=== Section Start ===
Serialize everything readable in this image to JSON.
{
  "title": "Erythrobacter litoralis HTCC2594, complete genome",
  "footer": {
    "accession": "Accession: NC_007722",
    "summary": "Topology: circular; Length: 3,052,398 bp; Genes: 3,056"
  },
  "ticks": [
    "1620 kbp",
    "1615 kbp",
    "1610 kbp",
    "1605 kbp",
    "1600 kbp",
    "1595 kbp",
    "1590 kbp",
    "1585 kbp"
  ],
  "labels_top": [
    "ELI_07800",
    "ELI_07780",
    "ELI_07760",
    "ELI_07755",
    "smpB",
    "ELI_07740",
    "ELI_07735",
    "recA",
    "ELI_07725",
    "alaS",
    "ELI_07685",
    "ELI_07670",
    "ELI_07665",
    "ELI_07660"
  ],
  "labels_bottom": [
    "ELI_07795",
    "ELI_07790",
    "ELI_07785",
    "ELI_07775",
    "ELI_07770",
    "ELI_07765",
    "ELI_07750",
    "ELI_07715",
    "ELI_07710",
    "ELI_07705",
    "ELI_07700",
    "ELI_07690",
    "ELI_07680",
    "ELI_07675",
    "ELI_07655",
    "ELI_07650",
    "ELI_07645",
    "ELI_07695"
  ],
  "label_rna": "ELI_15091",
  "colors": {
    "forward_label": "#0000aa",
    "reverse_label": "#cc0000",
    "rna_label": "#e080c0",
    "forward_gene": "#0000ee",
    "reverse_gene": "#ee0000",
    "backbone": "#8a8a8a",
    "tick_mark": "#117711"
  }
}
=== Section End ===
■ Task to complete ■
Every one of the records is to be copied word for word.

■ Answer section ■
Serialize everything readable in this image to JSON.
{
  "title": "Erythrobacter litoralis HTCC2594, complete genome",
  "footer": {
    "accession": "Accession: NC_007722",
    "summary": "Topology: circular; Length: 3,052,398 bp; Genes: 3,056"
  },
  "ticks": [
    "1620 kbp",
    "1615 kbp",
    "1610 kbp",
    "1605 kbp",
    "1600 kbp",
    "1595 kbp",
    "1590 kbp",
    "1585 kbp"
  ],
  "labels_top": [
    "ELI_07800",
    "ELI_07780",
    "ELI_07760",
    "ELI_07755",
    "smpB",
    "ELI_07740",
    "ELI_07735",
    "recA",
    "ELI_07725",
    "alaS",
    "ELI_07685",
    "ELI_07670",
    "ELI_07665",
    "ELI_07660"
  ],
  "labels_bottom": [
    "ELI_07795",
    "ELI_07790",
    "ELI_07785",
    "ELI_07775",
    "ELI_07770",
    "ELI_07765",
    "ELI_07750",
    "ELI_07715",
    "ELI_07710",
    "ELI_07705",
    "ELI_07700",
    "ELI_07690",
    "ELI_07680",
    "ELI_07675",
    "ELI_07655",
    "ELI_07650",
    "ELI_07645",
    "ELI_07695"
  ],
  "label_rna": "ELI_15091",
  "colors": {
    "forward_label": "#0000aa",
    "reverse_label": "#cc0000",
    "rna_label": "#e080c0",
    "forward_gene": "#0000ee",
    "reverse_gene": "#ee0000",
    "backbone": "#8a8a8a",
    "tick_mark": "#117711"
  }
}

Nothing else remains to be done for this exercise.